[START OF INFORMATION SHOWN]

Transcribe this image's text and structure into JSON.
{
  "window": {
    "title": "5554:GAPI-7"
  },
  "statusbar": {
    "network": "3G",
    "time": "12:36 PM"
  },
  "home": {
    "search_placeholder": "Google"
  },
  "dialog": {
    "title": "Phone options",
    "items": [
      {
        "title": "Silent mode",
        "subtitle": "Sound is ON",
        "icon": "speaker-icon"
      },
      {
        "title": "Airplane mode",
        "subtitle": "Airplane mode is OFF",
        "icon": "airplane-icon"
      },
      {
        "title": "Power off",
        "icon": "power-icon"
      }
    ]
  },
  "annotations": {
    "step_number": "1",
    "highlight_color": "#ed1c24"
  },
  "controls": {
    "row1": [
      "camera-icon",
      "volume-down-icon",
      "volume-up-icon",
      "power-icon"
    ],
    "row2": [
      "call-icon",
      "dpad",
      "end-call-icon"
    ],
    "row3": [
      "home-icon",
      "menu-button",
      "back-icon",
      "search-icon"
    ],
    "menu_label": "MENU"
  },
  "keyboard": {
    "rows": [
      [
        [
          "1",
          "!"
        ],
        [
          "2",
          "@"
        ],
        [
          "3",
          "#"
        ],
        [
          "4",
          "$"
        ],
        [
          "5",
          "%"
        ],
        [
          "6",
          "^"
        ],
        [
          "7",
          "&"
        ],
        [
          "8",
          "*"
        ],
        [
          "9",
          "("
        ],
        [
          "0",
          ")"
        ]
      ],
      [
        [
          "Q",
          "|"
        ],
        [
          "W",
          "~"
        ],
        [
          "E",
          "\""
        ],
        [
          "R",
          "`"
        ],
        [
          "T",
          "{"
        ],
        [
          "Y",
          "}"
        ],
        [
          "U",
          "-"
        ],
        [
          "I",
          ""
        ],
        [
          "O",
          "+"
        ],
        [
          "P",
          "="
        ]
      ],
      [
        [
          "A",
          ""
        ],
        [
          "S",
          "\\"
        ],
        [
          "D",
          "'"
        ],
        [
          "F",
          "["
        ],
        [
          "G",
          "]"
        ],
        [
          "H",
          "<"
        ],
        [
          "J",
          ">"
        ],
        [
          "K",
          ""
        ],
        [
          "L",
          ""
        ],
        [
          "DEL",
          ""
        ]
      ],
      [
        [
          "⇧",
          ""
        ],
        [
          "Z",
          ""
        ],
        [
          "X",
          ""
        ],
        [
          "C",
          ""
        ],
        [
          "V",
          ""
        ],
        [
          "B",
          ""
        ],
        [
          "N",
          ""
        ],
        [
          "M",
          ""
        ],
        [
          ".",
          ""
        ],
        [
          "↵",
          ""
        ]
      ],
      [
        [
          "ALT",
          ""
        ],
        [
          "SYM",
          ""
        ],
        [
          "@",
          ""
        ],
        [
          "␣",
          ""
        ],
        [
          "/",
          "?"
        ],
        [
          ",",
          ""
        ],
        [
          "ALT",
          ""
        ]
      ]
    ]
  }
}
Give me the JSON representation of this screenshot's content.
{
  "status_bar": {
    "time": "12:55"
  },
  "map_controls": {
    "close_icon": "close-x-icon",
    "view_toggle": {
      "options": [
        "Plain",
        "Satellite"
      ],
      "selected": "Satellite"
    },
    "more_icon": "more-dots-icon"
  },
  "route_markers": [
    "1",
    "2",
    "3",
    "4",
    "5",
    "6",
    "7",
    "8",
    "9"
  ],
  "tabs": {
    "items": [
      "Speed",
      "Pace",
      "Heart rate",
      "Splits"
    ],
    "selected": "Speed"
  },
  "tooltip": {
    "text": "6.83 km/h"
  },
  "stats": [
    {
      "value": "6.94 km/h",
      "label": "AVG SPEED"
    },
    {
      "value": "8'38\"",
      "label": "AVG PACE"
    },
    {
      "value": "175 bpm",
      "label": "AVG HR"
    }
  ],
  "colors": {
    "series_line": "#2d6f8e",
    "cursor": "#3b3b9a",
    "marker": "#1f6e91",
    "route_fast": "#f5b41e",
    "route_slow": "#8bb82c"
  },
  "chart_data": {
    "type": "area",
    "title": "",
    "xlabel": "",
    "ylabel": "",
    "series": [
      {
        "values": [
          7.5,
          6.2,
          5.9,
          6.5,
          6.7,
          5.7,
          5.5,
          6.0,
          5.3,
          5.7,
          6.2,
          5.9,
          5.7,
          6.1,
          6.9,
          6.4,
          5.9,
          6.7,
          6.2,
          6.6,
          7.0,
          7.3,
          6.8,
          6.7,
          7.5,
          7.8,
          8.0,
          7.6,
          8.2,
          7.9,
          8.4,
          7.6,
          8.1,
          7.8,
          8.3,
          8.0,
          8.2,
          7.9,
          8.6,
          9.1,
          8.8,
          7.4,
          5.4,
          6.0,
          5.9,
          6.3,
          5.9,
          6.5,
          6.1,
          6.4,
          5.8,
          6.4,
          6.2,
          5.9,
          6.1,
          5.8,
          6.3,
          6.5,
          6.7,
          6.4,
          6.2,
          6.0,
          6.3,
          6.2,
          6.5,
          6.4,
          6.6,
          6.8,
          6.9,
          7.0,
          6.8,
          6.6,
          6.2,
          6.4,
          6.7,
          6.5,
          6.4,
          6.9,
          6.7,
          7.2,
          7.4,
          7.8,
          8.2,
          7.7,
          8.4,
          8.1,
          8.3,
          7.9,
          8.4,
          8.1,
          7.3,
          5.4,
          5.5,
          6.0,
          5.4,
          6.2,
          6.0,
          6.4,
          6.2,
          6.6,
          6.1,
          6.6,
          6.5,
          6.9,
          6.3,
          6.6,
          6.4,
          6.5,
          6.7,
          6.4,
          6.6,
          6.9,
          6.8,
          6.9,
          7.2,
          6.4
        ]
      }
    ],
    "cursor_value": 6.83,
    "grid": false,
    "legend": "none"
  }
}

[END OF INFORMATION SHOWN]

** WORK TO COMPLETE **
Your task is to repeat every entry exactly.

** ANSWER TO THIS TASK **
Transcribe this image's text and structure into JSON.
{
  "window": {
    "title": "5554:GAPI-7"
  },
  "statusbar": {
    "network": "3G",
    "time": "12:36 PM"
  },
  "home": {
    "search_placeholder": "Google"
  },
  "dialog": {
    "title": "Phone options",
    "items": [
      {
        "title": "Silent mode",
        "subtitle": "Sound is ON",
        "icon": "speaker-icon"
      },
      {
        "title": "Airplane mode",
        "subtitle": "Airplane mode is OFF",
        "icon": "airplane-icon"
      },
      {
        "title": "Power off",
        "icon": "power-icon"
      }
    ]
  },
  "annotations": {
    "step_number": "1",
    "highlight_color": "#ed1c24"
  },
  "controls": {
    "row1": [
      "camera-icon",
      "volume-down-icon",
      "volume-up-icon",
      "power-icon"
    ],
    "row2": [
      "call-icon",
      "dpad",
      "end-call-icon"
    ],
    "row3": [
      "home-icon",
      "menu-button",
      "back-icon",
      "search-icon"
    ],
    "menu_label": "MENU"
  },
  "keyboard": {
    "rows": [
      [
        [
          "1",
          "!"
        ],
        [
          "2",
          "@"
        ],
        [
          "3",
          "#"
        ],
        [
          "4",
          "$"
        ],
        [
          "5",
          "%"
        ],
        [
          "6",
          "^"
        ],
        [
          "7",
          "&"
        ],
        [
          "8",
          "*"
        ],
        [
          "9",
          "("
        ],
        [
          "0",
          ")"
        ]
      ],
      [
        [
          "Q",
          "|"
        ],
        [
          "W",
          "~"
        ],
        [
          "E",
          "\""
        ],
        [
          "R",
          "`"
        ],
        [
          "T",
          "{"
        ],
        [
          "Y",
          "}"
        ],
        [
          "U",
          "-"
        ],
        [
          "I",
          ""
        ],
        [
          "O",
          "+"
        ],
        [
          "P",
          "="
        ]
      ],
      [
        [
          "A",
          ""
        ],
        [
          "S",
          "\\"
        ],
        [
          "D",
          "'"
        ],
        [
          "F",
          "["
        ],
        [
          "G",
          "]"
        ],
        [
          "H",
          "<"
        ],
        [
          "J",
          ">"
        ],
        [
          "K",
          ""
        ],
        [
          "L",
          ""
        ],
        [
          "DEL",
          ""
        ]
      ],
      [
        [
          "⇧",
          ""
        ],
        [
          "Z",
          ""
        ],
        [
          "X",
          ""
        ],
        [
          "C",
          ""
        ],
        [
          "V",
          ""
        ],
        [
          "B",
          ""
        ],
        [
          "N",
          ""
        ],
        [
          "M",
          ""
        ],
        [
          ".",
          ""
        ],
        [
          "↵",
          ""
        ]
      ],
      [
        [
          "ALT",
          ""
        ],
        [
          "SYM",
          ""
        ],
        [
          "@",
          ""
        ],
        [
          "␣",
          ""
        ],
        [
          "/",
          "?"
        ],
        [
          ",",
          ""
        ],
        [
          "ALT",
          ""
        ]
      ]
    ]
  }
}
Give me the JSON representation of this screenshot's content.
{
  "status_bar": {
    "time": "12:55"
  },
  "map_controls": {
    "close_icon": "close-x-icon",
    "view_toggle": {
      "options": [
        "Plain",
        "Satellite"
      ],
      "selected": "Satellite"
    },
    "more_icon": "more-dots-icon"
  },
  "route_markers": [
    "1",
    "2",
    "3",
    "4",
    "5",
    "6",
    "7",
    "8",
    "9"
  ],
  "tabs": {
    "items": [
      "Speed",
      "Pace",
      "Heart rate",
      "Splits"
    ],
    "selected": "Speed"
  },
  "tooltip": {
    "text": "6.83 km/h"
  },
  "stats": [
    {
      "value": "6.94 km/h",
      "label": "AVG SPEED"
    },
    {
      "value": "8'38\"",
      "label": "AVG PACE"
    },
    {
      "value": "175 bpm",
      "label": "AVG HR"
    }
  ],
  "colors": {
    "series_line": "#2d6f8e",
    "cursor": "#3b3b9a",
    "marker": "#1f6e91",
    "route_fast": "#f5b41e",
    "route_slow": "#8bb82c"
  },
  "chart_data": {
    "type": "area",
    "title": "",
    "xlabel": "",
    "ylabel": "",
    "series": [
      {
        "values": [
          7.5,
          6.2,
          5.9,
          6.5,
          6.7,
          5.7,
          5.5,
          6.0,
          5.3,
          5.7,
          6.2,
          5.9,
          5.7,
          6.1,
          6.9,
          6.4,
          5.9,
          6.7,
          6.2,
          6.6,
          7.0,
          7.3,
          6.8,
          6.7,
          7.5,
          7.8,
          8.0,
          7.6,
          8.2,
          7.9,
          8.4,
          7.6,
          8.1,
          7.8,
          8.3,
          8.0,
          8.2,
          7.9,
          8.6,
          9.1,
          8.8,
          7.4,
          5.4,
          6.0,
          5.9,
          6.3,
          5.9,
          6.5,
          6.1,
          6.4,
          5.8,
          6.4,
          6.2,
          5.9,
          6.1,
          5.8,
          6.3,
          6.5,
          6.7,
          6.4,
          6.2,
          6.0,
          6.3,
          6.2,
          6.5,
          6.4,
          6.6,
          6.8,
          6.9,
          7.0,
          6.8,
          6.6,
          6.2,
          6.4,
          6.7,
          6.5,
          6.4,
          6.9,
          6.7,
          7.2,
          7.4,
          7.8,
          8.2,
          7.7,
          8.4,
          8.1,
          8.3,
          7.9,
          8.4,
          8.1,
          7.3,
          5.4,
          5.5,
          6.0,
          5.4,
          6.2,
          6.0,
          6.4,
          6.2,
          6.6,
          6.1,
          6.6,
          6.5,
          6.9,
          6.3,
          6.6,
          6.4,
          6.5,
          6.7,
          6.4,
          6.6,
          6.9,
          6.8,
          6.9,
          7.2,
          6.4
        ]
      }
    ],
    "cursor_value": 6.83,
    "grid": false,
    "legend": "none"
  }
}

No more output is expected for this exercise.